== What is asked ==
Below are some records; repeat them all exactly, minus the pictures.
>> start Dataset rows
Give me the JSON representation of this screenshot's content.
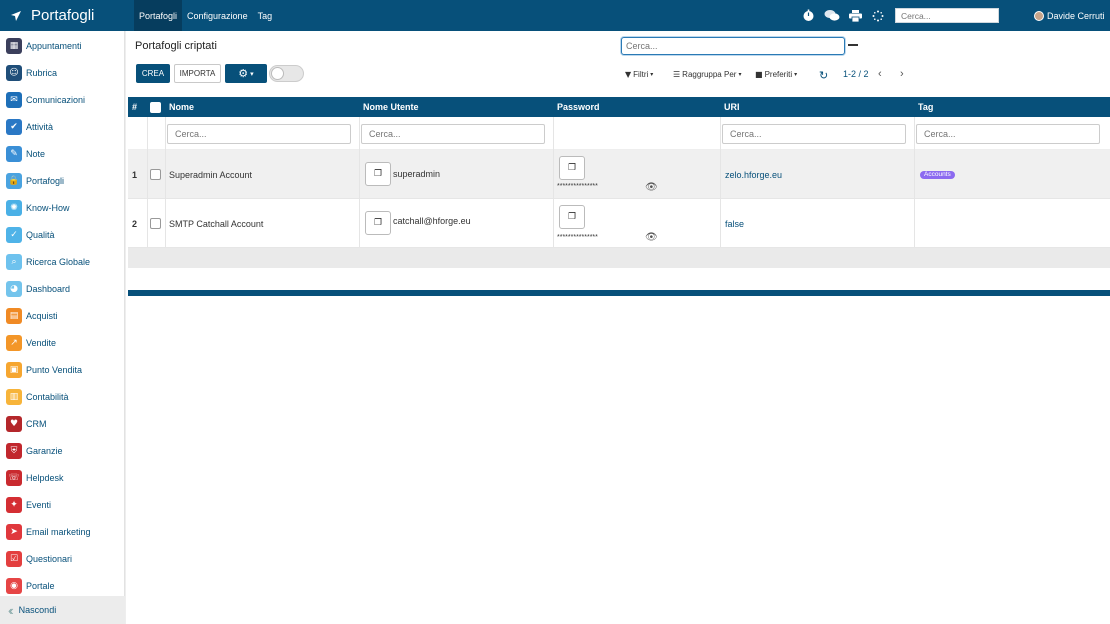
{
  "topbar": {
    "app_title": "Portafogli",
    "menu": [
      "Portafogli",
      "Configurazione",
      "Tag"
    ],
    "search_placeholder": "Cerca...",
    "user_name": "Davide Cerruti"
  },
  "sidebar": {
    "items": [
      {
        "label": "Appuntamenti",
        "color": "#3b3f5c",
        "icon": "calendar-icon"
      },
      {
        "label": "Rubrica",
        "color": "#1f4e79",
        "icon": "contacts-icon"
      },
      {
        "label": "Comunicazioni",
        "color": "#1e6fb8",
        "icon": "chat-icon"
      },
      {
        "label": "Attività",
        "color": "#2a78c5",
        "icon": "checkmark-icon"
      },
      {
        "label": "Note",
        "color": "#3a8fd6",
        "icon": "note-icon"
      },
      {
        "label": "Portafogli",
        "color": "#4aa3e0",
        "icon": "lock-icon"
      },
      {
        "label": "Know-How",
        "color": "#4ab0e6",
        "icon": "brain-icon"
      },
      {
        "label": "Qualità",
        "color": "#4fb3e8",
        "icon": "quality-icon"
      },
      {
        "label": "Ricerca Globale",
        "color": "#6ec2ee",
        "icon": "search-icon"
      },
      {
        "label": "Dashboard",
        "color": "#74c4ec",
        "icon": "dashboard-icon"
      },
      {
        "label": "Acquisti",
        "color": "#f08a24",
        "icon": "purchase-icon"
      },
      {
        "label": "Vendite",
        "color": "#f39628",
        "icon": "chart-icon"
      },
      {
        "label": "Punto Vendita",
        "color": "#f6a630",
        "icon": "pos-icon"
      },
      {
        "label": "Contabilità",
        "color": "#f7b43a",
        "icon": "accounting-icon"
      },
      {
        "label": "CRM",
        "color": "#b4272b",
        "icon": "crm-icon"
      },
      {
        "label": "Garanzie",
        "color": "#c1272d",
        "icon": "shield-icon"
      },
      {
        "label": "Helpdesk",
        "color": "#c92a2f",
        "icon": "headset-icon"
      },
      {
        "label": "Eventi",
        "color": "#d42e33",
        "icon": "ticket-icon"
      },
      {
        "label": "Email marketing",
        "color": "#e0383d",
        "icon": "paper-plane-icon"
      },
      {
        "label": "Questionari",
        "color": "#e33f3f",
        "icon": "survey-icon"
      },
      {
        "label": "Portale",
        "color": "#e64545",
        "icon": "globe-icon"
      }
    ],
    "hide_label": "Nascondi"
  },
  "main": {
    "title": "Portafogli criptati",
    "search_placeholder": "Cerca...",
    "buttons": {
      "create": "CREA",
      "import": "IMPORTA"
    },
    "filters": "Filtri",
    "group_by": "Raggruppa Per",
    "favorites": "Preferiti",
    "pager": "1-2 / 2",
    "columns": {
      "index": "#",
      "name": "Nome",
      "username": "Nome Utente",
      "password": "Password",
      "uri": "URI",
      "tag": "Tag"
    },
    "filter_placeholder": "Cerca...",
    "rows": [
      {
        "index": "1",
        "name": "Superadmin Account",
        "username": "superadmin",
        "password": "***************",
        "uri": "zelo.hforge.eu",
        "tag": "Accounts"
      },
      {
        "index": "2",
        "name": "SMTP Catchall Account",
        "username": "catchall@hforge.eu",
        "password": "***************",
        "uri": "false",
        "tag": ""
      }
    ]
  }
}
>> end Dataset rows
== Expected output ==
Give me the JSON representation of this screenshot's content.
{
  "topbar": {
    "app_title": "Portafogli",
    "menu": [
      "Portafogli",
      "Configurazione",
      "Tag"
    ],
    "search_placeholder": "Cerca...",
    "user_name": "Davide Cerruti"
  },
  "sidebar": {
    "items": [
      {
        "label": "Appuntamenti",
        "color": "#3b3f5c",
        "icon": "calendar-icon"
      },
      {
        "label": "Rubrica",
        "color": "#1f4e79",
        "icon": "contacts-icon"
      },
      {
        "label": "Comunicazioni",
        "color": "#1e6fb8",
        "icon": "chat-icon"
      },
      {
        "label": "Attività",
        "color": "#2a78c5",
        "icon": "checkmark-icon"
      },
      {
        "label": "Note",
        "color": "#3a8fd6",
        "icon": "note-icon"
      },
      {
        "label": "Portafogli",
        "color": "#4aa3e0",
        "icon": "lock-icon"
      },
      {
        "label": "Know-How",
        "color": "#4ab0e6",
        "icon": "brain-icon"
      },
      {
        "label": "Qualità",
        "color": "#4fb3e8",
        "icon": "quality-icon"
      },
      {
        "label": "Ricerca Globale",
        "color": "#6ec2ee",
        "icon": "search-icon"
      },
      {
        "label": "Dashboard",
        "color": "#74c4ec",
        "icon": "dashboard-icon"
      },
      {
        "label": "Acquisti",
        "color": "#f08a24",
        "icon": "purchase-icon"
      },
      {
        "label": "Vendite",
        "color": "#f39628",
        "icon": "chart-icon"
      },
      {
        "label": "Punto Vendita",
        "color": "#f6a630",
        "icon": "pos-icon"
      },
      {
        "label": "Contabilità",
        "color": "#f7b43a",
        "icon": "accounting-icon"
      },
      {
        "label": "CRM",
        "color": "#b4272b",
        "icon": "crm-icon"
      },
      {
        "label": "Garanzie",
        "color": "#c1272d",
        "icon": "shield-icon"
      },
      {
        "label": "Helpdesk",
        "color": "#c92a2f",
        "icon": "headset-icon"
      },
      {
        "label": "Eventi",
        "color": "#d42e33",
        "icon": "ticket-icon"
      },
      {
        "label": "Email marketing",
        "color": "#e0383d",
        "icon": "paper-plane-icon"
      },
      {
        "label": "Questionari",
        "color": "#e33f3f",
        "icon": "survey-icon"
      },
      {
        "label": "Portale",
        "color": "#e64545",
        "icon": "globe-icon"
      }
    ],
    "hide_label": "Nascondi"
  },
  "main": {
    "title": "Portafogli criptati",
    "search_placeholder": "Cerca...",
    "buttons": {
      "create": "CREA",
      "import": "IMPORTA"
    },
    "filters": "Filtri",
    "group_by": "Raggruppa Per",
    "favorites": "Preferiti",
    "pager": "1-2 / 2",
    "columns": {
      "index": "#",
      "name": "Nome",
      "username": "Nome Utente",
      "password": "Password",
      "uri": "URI",
      "tag": "Tag"
    },
    "filter_placeholder": "Cerca...",
    "rows": [
      {
        "index": "1",
        "name": "Superadmin Account",
        "username": "superadmin",
        "password": "***************",
        "uri": "zelo.hforge.eu",
        "tag": "Accounts"
      },
      {
        "index": "2",
        "name": "SMTP Catchall Account",
        "username": "catchall@hforge.eu",
        "password": "***************",
        "uri": "false",
        "tag": ""
      }
    ]
  }
}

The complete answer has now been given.